**TO BE DONE**
Reproduce the records below verbatim, from the line containing "What elements are" through the line containing "action-bar: 附近 ★", both included. Output those lines only.

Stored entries
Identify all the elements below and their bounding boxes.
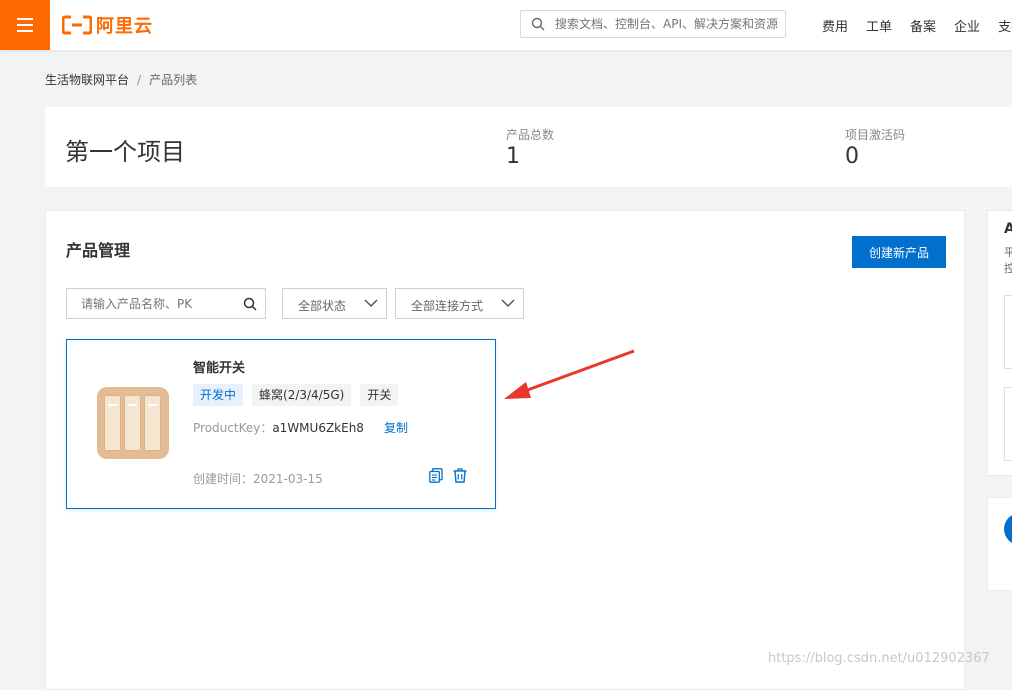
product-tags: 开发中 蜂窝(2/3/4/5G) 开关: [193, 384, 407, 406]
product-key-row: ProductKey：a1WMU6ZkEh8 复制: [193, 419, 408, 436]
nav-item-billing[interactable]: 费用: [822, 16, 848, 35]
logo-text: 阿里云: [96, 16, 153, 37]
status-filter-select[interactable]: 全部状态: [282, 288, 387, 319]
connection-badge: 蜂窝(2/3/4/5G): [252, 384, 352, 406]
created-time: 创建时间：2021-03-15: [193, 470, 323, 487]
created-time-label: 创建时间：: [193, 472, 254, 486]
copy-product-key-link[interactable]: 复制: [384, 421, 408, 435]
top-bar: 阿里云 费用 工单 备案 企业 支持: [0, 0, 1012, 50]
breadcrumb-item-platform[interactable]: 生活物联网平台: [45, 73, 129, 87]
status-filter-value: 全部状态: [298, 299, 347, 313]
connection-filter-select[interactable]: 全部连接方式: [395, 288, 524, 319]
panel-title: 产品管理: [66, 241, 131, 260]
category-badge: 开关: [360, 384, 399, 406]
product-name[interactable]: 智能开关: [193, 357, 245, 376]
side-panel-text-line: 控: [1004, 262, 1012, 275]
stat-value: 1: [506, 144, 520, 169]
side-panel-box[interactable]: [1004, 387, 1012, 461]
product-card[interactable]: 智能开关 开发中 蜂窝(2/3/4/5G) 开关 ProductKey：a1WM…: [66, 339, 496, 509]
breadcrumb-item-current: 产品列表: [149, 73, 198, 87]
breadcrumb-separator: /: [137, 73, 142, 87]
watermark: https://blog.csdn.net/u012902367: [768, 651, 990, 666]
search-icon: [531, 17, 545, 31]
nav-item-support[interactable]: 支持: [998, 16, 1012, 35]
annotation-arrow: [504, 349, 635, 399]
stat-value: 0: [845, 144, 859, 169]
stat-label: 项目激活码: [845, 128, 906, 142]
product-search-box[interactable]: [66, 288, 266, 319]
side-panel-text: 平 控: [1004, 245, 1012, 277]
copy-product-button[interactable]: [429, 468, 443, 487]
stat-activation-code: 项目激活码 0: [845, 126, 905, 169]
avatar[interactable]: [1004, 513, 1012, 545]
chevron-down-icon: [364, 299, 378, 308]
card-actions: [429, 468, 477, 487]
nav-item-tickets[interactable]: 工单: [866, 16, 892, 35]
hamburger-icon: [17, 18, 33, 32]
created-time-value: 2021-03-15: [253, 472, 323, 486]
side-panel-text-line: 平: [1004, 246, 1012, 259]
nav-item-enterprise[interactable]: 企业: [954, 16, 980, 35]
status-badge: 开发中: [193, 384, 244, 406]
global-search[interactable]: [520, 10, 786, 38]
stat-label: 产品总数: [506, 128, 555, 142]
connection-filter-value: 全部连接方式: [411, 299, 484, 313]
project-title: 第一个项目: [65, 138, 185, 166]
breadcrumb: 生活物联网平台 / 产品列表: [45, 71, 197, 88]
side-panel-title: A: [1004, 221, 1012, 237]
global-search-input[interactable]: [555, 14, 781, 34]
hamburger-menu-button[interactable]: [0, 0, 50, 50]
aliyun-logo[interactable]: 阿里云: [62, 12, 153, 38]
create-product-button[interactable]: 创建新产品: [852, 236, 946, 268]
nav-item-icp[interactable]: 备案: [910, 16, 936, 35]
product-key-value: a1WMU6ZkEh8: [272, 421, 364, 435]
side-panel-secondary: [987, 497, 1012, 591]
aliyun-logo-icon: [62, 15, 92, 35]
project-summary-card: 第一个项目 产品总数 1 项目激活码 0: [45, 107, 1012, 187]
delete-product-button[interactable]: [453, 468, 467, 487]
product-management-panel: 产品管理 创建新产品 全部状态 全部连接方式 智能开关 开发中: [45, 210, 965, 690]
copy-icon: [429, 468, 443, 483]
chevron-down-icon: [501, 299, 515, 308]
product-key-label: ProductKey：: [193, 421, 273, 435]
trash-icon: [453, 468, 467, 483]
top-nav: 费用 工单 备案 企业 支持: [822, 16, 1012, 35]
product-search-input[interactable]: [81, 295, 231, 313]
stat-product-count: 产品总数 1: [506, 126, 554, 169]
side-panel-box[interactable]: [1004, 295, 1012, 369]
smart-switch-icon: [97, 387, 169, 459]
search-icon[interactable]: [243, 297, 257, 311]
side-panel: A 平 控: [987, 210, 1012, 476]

---

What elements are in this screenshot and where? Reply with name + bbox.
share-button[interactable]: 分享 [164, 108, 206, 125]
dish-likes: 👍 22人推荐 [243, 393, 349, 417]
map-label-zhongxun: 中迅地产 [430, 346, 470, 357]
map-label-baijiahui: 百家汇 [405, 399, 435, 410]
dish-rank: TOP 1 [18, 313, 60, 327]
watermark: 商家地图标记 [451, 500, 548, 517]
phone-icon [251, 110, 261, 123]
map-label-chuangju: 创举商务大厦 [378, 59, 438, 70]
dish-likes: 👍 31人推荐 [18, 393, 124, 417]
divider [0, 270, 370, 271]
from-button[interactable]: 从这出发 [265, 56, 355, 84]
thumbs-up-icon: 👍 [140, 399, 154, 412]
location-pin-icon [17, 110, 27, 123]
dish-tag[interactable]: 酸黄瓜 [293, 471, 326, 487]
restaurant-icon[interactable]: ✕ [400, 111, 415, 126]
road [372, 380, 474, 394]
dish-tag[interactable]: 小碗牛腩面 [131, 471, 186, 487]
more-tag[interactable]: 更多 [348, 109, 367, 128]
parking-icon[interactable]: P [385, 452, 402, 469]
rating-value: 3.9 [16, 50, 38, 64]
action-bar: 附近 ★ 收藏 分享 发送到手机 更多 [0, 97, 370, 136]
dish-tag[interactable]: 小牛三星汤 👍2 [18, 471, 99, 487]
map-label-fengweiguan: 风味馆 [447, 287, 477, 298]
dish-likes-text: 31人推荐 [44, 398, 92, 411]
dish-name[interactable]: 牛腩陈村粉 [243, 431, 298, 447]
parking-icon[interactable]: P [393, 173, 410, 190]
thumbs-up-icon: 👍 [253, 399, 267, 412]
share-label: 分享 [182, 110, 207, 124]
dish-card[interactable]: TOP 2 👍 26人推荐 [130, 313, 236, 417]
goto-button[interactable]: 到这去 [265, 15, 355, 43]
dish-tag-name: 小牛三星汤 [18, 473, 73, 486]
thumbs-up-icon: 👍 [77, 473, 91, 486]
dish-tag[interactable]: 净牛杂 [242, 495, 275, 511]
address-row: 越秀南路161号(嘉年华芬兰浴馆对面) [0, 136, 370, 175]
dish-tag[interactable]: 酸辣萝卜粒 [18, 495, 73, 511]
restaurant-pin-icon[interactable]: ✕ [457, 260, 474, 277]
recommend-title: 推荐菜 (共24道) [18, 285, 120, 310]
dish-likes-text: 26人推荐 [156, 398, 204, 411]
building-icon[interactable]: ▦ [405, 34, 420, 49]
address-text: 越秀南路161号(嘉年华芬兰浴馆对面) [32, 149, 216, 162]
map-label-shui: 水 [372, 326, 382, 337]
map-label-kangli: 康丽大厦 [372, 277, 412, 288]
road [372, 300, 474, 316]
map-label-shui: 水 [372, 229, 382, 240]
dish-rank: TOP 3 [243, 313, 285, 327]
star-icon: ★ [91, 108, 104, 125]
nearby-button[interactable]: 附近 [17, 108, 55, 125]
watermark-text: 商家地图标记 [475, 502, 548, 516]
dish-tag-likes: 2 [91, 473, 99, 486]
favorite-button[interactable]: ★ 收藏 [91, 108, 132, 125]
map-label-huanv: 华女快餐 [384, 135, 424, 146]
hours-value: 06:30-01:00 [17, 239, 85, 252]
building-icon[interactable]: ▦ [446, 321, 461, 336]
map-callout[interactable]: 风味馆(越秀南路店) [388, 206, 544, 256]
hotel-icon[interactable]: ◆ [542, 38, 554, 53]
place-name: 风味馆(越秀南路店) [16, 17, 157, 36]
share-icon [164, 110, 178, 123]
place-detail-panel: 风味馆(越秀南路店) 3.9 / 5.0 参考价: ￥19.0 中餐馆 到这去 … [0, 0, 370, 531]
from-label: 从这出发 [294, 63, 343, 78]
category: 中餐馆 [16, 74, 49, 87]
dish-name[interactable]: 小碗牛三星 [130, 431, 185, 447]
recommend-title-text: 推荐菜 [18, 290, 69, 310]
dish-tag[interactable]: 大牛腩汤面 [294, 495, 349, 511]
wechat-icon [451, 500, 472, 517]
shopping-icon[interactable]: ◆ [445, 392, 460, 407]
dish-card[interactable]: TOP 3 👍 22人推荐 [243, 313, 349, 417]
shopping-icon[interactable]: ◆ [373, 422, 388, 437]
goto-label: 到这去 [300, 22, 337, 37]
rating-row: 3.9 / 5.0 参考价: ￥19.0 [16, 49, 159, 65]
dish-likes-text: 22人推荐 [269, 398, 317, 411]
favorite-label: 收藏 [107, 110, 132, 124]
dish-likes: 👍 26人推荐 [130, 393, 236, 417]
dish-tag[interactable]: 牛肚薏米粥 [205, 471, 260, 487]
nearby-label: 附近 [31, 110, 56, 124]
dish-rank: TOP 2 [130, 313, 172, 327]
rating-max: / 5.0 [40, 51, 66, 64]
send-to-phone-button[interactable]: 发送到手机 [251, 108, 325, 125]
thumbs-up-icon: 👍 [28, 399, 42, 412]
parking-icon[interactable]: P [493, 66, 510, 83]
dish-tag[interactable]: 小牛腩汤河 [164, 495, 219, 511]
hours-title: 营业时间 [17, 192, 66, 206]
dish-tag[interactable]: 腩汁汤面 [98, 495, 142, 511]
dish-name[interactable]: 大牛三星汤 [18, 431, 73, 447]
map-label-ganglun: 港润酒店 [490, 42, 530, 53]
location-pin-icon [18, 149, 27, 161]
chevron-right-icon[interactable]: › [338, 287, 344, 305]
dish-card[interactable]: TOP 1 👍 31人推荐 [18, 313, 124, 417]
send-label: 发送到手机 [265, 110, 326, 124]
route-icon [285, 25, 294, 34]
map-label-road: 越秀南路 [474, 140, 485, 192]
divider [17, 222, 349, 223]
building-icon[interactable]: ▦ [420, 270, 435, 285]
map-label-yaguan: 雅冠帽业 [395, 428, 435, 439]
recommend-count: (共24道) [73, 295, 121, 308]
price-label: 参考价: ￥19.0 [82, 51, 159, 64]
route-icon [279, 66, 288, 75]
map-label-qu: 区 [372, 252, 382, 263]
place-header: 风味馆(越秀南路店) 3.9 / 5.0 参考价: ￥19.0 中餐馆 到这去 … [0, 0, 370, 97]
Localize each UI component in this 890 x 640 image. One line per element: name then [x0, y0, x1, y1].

**THE ANSWER**
What elements are in this screenshot and where? Reply with name + bbox.
share-button[interactable]: 分享 [164, 108, 206, 125]
dish-likes: 👍 22人推荐 [243, 393, 349, 417]
map-label-zhongxun: 中迅地产 [430, 346, 470, 357]
map-label-baijiahui: 百家汇 [405, 399, 435, 410]
dish-rank: TOP 1 [18, 313, 60, 327]
watermark: 商家地图标记 [451, 500, 548, 517]
phone-icon [251, 110, 261, 123]
map-label-chuangju: 创举商务大厦 [378, 59, 438, 70]
dish-likes: 👍 31人推荐 [18, 393, 124, 417]
divider [0, 270, 370, 271]
from-button[interactable]: 从这出发 [265, 56, 355, 84]
thumbs-up-icon: 👍 [140, 399, 154, 412]
location-pin-icon [17, 110, 27, 123]
dish-tag[interactable]: 酸黄瓜 [293, 471, 326, 487]
restaurant-icon[interactable]: ✕ [400, 111, 415, 126]
road [372, 380, 474, 394]
dish-tag[interactable]: 小碗牛腩面 [131, 471, 186, 487]
more-tag[interactable]: 更多 [348, 109, 367, 128]
parking-icon[interactable]: P [385, 452, 402, 469]
rating-value: 3.9 [16, 50, 38, 64]
action-bar: 附近 ★ 收藏 分享 发送到手机 更多 [0, 97, 370, 136]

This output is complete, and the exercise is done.